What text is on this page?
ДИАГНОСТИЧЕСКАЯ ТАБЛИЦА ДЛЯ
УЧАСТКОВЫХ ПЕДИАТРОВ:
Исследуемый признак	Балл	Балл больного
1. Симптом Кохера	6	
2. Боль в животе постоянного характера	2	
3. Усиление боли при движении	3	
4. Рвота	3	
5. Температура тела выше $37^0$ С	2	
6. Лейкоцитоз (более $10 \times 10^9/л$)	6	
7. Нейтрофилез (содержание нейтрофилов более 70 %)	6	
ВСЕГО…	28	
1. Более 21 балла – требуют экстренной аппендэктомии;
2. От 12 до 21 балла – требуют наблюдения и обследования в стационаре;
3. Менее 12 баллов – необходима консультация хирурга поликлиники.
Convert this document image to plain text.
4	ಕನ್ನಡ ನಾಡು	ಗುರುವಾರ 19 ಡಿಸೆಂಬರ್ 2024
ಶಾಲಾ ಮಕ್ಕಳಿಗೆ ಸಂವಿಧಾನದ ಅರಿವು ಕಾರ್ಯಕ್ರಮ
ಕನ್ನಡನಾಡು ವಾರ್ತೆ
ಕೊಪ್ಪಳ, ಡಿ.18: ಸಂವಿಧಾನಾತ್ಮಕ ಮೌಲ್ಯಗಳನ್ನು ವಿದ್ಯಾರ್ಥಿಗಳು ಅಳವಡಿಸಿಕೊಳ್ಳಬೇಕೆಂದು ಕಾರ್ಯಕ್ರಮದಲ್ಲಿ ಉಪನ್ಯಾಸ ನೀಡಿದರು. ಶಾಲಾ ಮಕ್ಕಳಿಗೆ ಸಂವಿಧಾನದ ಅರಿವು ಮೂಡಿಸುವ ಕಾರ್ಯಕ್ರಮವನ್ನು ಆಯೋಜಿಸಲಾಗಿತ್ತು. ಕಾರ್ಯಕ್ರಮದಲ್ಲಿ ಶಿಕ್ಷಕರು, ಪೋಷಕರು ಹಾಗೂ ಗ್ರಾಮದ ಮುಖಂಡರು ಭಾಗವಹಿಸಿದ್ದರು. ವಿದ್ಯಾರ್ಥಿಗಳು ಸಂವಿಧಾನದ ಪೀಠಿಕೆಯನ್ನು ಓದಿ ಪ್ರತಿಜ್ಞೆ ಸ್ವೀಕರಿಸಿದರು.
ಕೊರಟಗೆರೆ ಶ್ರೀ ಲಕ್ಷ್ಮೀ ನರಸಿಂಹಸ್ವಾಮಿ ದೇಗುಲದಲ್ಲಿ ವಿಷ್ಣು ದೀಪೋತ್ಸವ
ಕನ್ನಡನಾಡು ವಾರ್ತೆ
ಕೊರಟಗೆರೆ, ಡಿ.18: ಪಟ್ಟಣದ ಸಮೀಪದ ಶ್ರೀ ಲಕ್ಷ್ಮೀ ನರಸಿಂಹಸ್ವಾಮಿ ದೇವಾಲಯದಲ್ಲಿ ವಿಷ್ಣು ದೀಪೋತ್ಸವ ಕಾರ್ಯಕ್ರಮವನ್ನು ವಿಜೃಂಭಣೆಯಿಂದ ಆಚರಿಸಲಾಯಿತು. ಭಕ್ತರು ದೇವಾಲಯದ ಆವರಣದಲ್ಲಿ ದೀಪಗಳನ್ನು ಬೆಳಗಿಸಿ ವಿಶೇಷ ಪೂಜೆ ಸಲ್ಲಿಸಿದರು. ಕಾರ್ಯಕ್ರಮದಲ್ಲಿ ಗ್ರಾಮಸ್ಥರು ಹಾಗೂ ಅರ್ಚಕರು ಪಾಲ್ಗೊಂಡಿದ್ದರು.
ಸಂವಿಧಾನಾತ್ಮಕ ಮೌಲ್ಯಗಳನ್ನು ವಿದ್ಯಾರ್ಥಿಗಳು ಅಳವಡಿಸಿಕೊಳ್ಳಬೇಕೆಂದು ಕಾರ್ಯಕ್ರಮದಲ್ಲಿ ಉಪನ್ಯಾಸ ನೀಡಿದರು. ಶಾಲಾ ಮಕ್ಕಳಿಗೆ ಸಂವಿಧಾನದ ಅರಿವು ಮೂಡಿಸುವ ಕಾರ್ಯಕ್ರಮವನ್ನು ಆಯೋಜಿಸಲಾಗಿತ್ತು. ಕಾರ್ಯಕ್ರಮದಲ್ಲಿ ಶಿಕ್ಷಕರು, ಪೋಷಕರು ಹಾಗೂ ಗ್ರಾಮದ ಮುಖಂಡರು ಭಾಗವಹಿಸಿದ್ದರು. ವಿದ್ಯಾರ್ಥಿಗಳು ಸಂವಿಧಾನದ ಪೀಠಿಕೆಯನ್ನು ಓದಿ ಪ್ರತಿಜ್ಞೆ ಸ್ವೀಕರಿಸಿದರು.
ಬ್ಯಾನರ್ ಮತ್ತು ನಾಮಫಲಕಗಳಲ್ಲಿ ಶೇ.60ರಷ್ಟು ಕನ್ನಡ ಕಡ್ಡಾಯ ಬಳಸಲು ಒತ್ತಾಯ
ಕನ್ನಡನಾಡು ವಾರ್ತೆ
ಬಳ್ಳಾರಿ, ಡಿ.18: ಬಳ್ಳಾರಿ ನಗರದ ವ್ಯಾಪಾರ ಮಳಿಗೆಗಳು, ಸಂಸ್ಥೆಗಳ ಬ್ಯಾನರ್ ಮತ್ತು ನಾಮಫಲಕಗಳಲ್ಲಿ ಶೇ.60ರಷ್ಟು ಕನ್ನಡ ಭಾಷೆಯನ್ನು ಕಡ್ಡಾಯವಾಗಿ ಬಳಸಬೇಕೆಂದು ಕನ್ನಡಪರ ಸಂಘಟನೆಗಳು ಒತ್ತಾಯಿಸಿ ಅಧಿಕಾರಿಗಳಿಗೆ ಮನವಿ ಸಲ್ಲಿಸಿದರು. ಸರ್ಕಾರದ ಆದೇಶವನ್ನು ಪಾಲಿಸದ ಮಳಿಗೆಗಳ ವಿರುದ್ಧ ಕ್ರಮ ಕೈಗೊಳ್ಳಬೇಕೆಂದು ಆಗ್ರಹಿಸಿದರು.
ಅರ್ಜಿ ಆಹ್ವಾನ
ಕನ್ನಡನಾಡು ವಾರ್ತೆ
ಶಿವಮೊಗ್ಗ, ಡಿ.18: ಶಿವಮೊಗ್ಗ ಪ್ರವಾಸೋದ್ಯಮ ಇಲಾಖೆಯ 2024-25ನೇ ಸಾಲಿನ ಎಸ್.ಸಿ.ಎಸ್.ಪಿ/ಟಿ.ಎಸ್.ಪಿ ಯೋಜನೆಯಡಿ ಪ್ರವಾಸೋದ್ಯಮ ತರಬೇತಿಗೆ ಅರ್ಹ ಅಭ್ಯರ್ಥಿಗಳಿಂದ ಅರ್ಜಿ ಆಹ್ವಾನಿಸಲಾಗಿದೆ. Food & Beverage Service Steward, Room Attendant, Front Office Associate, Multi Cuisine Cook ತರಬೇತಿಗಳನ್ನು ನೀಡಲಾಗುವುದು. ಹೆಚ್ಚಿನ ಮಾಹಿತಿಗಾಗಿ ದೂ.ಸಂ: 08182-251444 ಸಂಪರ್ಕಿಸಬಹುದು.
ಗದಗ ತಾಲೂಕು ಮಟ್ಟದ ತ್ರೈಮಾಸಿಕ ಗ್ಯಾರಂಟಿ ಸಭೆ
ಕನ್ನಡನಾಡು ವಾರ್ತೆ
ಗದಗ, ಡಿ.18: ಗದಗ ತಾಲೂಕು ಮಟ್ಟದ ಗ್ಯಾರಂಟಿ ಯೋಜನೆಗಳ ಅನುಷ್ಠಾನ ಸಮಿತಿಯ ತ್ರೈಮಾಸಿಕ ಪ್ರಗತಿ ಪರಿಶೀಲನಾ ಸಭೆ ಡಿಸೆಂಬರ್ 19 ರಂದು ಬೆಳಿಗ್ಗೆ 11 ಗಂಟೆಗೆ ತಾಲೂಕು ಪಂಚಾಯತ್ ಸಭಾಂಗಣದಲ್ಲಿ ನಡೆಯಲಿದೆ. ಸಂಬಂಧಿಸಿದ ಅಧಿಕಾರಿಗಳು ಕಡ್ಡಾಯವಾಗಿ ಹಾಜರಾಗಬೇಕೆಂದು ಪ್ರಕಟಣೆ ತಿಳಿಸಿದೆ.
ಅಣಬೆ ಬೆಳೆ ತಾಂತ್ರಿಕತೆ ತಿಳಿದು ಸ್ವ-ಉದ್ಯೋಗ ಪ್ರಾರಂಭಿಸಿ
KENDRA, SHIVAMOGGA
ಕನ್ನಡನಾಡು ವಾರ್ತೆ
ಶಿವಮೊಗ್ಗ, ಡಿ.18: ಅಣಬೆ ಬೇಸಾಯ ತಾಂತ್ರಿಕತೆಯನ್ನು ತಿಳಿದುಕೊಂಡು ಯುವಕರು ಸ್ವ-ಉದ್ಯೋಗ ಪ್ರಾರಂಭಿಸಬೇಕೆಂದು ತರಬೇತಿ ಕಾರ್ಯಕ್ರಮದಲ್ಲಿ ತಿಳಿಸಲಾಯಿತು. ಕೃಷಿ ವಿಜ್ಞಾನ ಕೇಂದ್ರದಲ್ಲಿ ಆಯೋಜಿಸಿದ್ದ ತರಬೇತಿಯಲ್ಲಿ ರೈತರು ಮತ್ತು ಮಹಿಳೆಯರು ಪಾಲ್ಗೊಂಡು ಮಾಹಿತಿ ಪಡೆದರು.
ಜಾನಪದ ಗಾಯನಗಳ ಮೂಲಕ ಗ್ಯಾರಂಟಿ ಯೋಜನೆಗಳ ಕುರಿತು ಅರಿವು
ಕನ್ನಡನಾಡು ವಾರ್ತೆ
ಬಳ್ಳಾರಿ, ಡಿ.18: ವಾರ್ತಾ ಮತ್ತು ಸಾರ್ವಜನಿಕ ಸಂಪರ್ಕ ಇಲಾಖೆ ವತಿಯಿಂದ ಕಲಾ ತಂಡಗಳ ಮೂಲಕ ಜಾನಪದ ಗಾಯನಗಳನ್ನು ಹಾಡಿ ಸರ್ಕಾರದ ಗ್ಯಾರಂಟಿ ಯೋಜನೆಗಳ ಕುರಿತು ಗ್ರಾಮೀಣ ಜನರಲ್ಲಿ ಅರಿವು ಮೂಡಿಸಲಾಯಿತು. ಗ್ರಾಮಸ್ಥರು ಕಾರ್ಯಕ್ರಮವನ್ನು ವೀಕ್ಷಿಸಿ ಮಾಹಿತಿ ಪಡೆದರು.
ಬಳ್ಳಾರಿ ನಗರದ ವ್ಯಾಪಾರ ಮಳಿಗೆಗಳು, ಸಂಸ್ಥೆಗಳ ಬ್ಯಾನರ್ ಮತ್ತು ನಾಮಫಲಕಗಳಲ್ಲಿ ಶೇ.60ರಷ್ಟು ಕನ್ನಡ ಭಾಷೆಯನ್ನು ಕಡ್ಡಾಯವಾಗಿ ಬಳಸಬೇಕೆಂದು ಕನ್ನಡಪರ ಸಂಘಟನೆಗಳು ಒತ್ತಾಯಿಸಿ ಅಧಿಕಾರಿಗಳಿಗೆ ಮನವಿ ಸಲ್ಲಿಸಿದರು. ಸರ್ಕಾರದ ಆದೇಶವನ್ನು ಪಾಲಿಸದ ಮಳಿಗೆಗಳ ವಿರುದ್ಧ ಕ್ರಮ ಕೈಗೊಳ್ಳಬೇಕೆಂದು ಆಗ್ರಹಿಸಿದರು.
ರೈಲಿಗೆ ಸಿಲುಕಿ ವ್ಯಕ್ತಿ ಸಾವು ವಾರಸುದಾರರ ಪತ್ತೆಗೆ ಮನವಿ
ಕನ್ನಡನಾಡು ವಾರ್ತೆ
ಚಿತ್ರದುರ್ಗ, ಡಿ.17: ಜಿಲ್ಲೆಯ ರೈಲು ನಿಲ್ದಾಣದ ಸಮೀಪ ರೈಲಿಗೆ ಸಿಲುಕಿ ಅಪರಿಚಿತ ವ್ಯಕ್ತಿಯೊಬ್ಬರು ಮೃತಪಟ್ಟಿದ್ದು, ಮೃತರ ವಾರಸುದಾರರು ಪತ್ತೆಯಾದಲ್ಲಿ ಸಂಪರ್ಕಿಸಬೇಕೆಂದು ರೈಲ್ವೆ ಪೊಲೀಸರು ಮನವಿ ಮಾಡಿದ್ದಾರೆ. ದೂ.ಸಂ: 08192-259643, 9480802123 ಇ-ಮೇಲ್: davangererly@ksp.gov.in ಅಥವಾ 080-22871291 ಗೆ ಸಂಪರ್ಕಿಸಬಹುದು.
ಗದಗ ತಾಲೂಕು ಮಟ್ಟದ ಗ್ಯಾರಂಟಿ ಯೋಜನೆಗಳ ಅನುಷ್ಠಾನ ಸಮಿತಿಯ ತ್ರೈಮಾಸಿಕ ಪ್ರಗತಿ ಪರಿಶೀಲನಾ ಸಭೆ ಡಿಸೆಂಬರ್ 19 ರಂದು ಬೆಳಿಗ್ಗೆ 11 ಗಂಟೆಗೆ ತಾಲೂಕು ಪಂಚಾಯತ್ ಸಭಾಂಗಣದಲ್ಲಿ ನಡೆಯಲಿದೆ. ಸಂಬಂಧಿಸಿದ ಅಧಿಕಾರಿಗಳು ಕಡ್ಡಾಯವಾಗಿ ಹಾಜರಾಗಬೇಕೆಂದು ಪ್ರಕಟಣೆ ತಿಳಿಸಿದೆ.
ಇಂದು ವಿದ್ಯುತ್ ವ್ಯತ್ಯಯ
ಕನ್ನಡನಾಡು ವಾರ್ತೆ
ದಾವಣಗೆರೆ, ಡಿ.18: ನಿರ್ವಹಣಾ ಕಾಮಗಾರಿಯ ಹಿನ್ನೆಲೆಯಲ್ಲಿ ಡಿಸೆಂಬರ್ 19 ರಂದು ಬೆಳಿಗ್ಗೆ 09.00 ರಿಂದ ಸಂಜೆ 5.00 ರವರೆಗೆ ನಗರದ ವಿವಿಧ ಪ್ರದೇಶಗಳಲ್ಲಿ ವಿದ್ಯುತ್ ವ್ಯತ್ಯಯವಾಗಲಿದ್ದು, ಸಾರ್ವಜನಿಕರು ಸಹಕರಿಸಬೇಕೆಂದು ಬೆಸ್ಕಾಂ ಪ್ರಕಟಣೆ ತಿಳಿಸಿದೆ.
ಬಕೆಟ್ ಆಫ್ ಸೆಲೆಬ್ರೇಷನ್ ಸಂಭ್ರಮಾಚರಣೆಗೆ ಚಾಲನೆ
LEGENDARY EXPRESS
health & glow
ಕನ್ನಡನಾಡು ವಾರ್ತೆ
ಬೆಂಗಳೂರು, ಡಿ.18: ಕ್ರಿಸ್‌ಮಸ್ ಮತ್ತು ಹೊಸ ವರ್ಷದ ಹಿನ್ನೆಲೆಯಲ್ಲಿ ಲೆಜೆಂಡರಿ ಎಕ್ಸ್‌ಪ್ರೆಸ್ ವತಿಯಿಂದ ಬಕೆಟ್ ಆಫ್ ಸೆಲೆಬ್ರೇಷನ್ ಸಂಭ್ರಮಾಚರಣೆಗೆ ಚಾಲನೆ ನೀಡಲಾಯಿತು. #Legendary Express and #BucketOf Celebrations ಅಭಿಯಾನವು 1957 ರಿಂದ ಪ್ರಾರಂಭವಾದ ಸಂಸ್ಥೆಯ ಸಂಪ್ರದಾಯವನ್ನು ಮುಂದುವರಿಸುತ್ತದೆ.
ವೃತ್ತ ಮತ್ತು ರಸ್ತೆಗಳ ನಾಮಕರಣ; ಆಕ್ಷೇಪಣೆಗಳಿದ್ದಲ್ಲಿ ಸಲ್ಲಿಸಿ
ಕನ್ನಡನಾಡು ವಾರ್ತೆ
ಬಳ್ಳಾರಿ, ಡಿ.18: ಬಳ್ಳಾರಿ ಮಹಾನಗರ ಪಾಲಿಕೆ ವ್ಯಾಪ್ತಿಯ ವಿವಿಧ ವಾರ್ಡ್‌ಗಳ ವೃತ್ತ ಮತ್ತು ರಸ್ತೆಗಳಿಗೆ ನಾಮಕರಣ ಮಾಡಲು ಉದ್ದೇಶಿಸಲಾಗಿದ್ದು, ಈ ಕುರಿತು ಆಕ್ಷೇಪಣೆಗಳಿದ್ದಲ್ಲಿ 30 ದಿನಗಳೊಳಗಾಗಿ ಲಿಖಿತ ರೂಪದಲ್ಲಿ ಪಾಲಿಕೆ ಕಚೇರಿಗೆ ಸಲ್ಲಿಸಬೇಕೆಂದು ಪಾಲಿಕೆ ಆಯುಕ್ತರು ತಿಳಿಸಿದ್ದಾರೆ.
****************************************
EXERCISE
Reproduce every line from the entries that holds the word "this".

OUTPUT OF THE TASK
What text is on this page?
Convert this document image to plain text.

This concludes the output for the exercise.